- **GIVEN EXERCISE**
Lines containing "хребців" are to be counted. Report the count alone.

- **EXERCISE INPUTS**
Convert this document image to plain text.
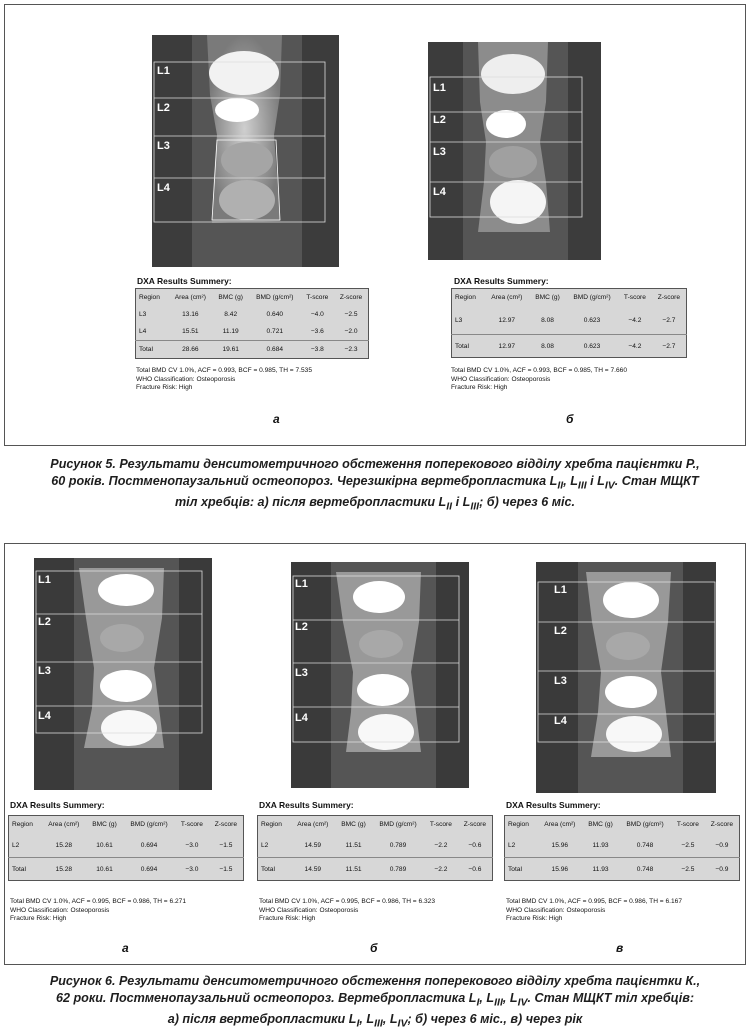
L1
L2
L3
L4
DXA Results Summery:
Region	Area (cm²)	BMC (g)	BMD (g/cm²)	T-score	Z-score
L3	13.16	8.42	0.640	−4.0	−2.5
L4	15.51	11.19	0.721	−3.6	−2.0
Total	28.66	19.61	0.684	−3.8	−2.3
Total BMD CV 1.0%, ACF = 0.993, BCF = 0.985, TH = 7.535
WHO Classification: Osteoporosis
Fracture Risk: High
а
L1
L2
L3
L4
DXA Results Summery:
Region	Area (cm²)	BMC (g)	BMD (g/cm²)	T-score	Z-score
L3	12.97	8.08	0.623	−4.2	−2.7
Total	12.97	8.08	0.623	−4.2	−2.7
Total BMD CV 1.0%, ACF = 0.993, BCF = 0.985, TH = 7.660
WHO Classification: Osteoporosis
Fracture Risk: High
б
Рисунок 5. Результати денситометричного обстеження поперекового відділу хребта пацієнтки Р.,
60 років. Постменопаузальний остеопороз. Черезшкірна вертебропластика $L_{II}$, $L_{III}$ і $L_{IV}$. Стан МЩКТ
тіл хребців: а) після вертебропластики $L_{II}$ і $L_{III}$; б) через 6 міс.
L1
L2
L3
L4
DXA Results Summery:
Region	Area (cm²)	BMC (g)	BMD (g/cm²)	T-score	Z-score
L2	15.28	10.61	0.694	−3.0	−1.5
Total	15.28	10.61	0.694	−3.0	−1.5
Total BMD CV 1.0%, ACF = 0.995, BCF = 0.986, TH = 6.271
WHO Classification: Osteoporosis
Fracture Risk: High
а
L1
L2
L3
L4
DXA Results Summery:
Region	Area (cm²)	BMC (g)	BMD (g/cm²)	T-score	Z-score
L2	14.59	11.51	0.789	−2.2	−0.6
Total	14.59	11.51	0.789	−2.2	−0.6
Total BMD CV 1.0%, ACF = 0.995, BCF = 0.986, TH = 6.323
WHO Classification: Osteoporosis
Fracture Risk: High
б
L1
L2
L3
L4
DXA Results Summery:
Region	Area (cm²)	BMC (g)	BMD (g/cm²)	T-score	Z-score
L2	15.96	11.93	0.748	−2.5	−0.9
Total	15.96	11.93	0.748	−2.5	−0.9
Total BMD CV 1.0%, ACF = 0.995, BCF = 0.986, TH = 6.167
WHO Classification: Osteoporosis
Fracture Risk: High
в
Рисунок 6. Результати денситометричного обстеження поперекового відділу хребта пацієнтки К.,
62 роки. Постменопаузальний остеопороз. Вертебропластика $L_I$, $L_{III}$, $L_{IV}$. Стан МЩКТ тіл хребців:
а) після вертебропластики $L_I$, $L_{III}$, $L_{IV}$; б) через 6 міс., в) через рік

- **REPLY**
2